_Data provided:_
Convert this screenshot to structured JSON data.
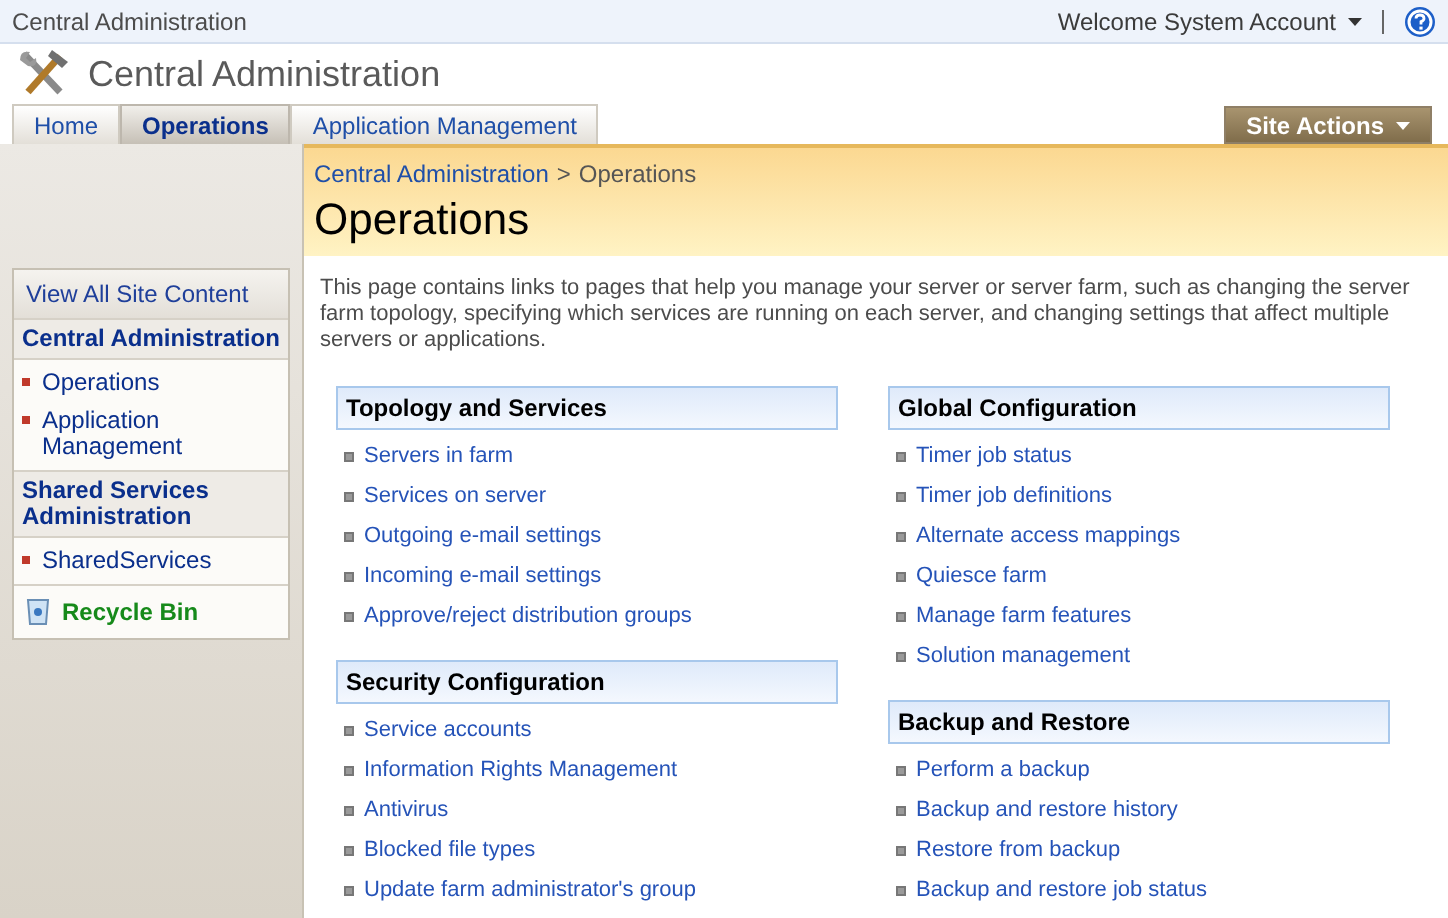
{
  "top_bar": {
    "title": "Central Administration",
    "user_menu": "Welcome System Account"
  },
  "header": {
    "site_title": "Central Administration"
  },
  "tabs": [
    {
      "label": "Home",
      "selected": false
    },
    {
      "label": "Operations",
      "selected": true
    },
    {
      "label": "Application Management",
      "selected": false
    }
  ],
  "site_actions": "Site Actions",
  "sidebar": {
    "view_all": "View All Site Content",
    "sections": [
      {
        "heading": "Central Administration",
        "items": [
          "Operations",
          "Application Management"
        ]
      },
      {
        "heading": "Shared Services Administration",
        "items": [
          "SharedServices"
        ]
      }
    ],
    "recycle_bin": "Recycle Bin"
  },
  "breadcrumb": {
    "link": "Central Administration",
    "separator": ">",
    "current": "Operations"
  },
  "page_title": "Operations",
  "description": "This page contains links to pages that help you manage your server or server farm, such as changing the server farm topology, specifying which services are running on each server, and changing settings that affect multiple servers or applications.",
  "columns": [
    [
      {
        "heading": "Topology and Services",
        "links": [
          "Servers in farm",
          "Services on server",
          "Outgoing e-mail settings",
          "Incoming e-mail settings",
          "Approve/reject distribution groups"
        ]
      },
      {
        "heading": "Security Configuration",
        "links": [
          "Service accounts",
          "Information Rights Management",
          "Antivirus",
          "Blocked file types",
          "Update farm administrator's group"
        ]
      }
    ],
    [
      {
        "heading": "Global Configuration",
        "links": [
          "Timer job status",
          "Timer job definitions",
          "Alternate access mappings",
          "Quiesce farm",
          "Manage farm features",
          "Solution management"
        ]
      },
      {
        "heading": "Backup and Restore",
        "links": [
          "Perform a backup",
          "Backup and restore history",
          "Restore from backup",
          "Backup and restore job status"
        ]
      }
    ]
  ]
}
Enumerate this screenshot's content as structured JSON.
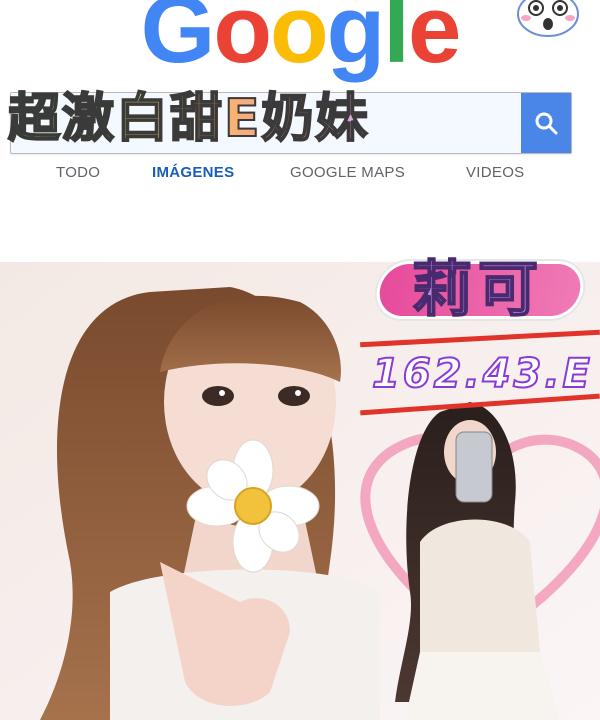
{
  "header": {
    "logo_text": "Google",
    "logo_colors": [
      "#4285F4",
      "#EA4335",
      "#FBBC05",
      "#4285F4",
      "#34A853",
      "#EA4335"
    ]
  },
  "overlay": {
    "headline": "超激白甜E奶妹",
    "name": "莉可",
    "stats": "162.43.E"
  },
  "search": {
    "button_icon": "search-icon",
    "button_color": "#4a86e8"
  },
  "tabs": [
    {
      "label": "TODO",
      "active": false
    },
    {
      "label": "IMÁGENES",
      "active": true
    },
    {
      "label": "GOOGLE MAPS",
      "active": false
    },
    {
      "label": "VIDEOS",
      "active": false
    }
  ],
  "colors": {
    "active_tab": "#1a5fb4",
    "tab": "#5f6368",
    "accent_pink": "#e64b9b",
    "accent_red": "#e0342b",
    "accent_purple": "#8a3ad6"
  }
}
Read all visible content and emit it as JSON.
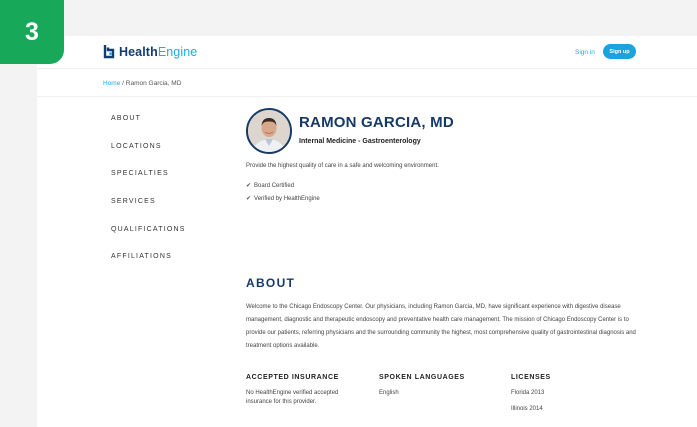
{
  "step": {
    "number": "3"
  },
  "header": {
    "logo_part1": "Health",
    "logo_part2": "Engine",
    "sign_in": "Sign in",
    "sign_up": "Sign up"
  },
  "breadcrumb": {
    "home": "Home",
    "separator": " / ",
    "current": "Ramon Garcia, MD"
  },
  "sidenav": {
    "items": [
      "ABOUT",
      "LOCATIONS",
      "SPECIALTIES",
      "SERVICES",
      "QUALIFICATIONS",
      "AFFILIATIONS"
    ]
  },
  "profile": {
    "name": "RAMON GARCIA, MD",
    "specialty": "Internal Medicine - Gastroenterology",
    "tagline": "Provide the highest quality of care in a safe and welcoming environment.",
    "features": [
      "Board Certified",
      "Verified by HealthEngine"
    ]
  },
  "about": {
    "title": "ABOUT",
    "text": "Welcome to the Chicago Endoscopy Center. Our physicians, including Ramon Garcia, MD, have significant experience with digestive disease management, diagnostic and therapeutic endoscopy and preventative health care management. The mission of Chicago Endoscopy Center is to provide our patients, referring physicians and the surrounding community the highest, most comprehensive quality of gastrointestinal diagnosis and treatment options available."
  },
  "insurance": {
    "title": "ACCEPTED INSURANCE",
    "text": "No HealthEngine verified accepted insurance for this provider."
  },
  "languages": {
    "title": "SPOKEN LANGUAGES",
    "text": "English"
  },
  "licenses": {
    "title": "LICENSES",
    "items": [
      "Florida 2013",
      "Illinois 2014"
    ]
  },
  "colors": {
    "navy": "#173a66",
    "brand_blue": "#1dabe3",
    "step_green": "#17a85a"
  }
}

_Brief:_
All lines above with the word "mail" need to be reported.

_Answer to the exercise:_
          "Outgoing e-mail settings",
          "Incoming e-mail settings",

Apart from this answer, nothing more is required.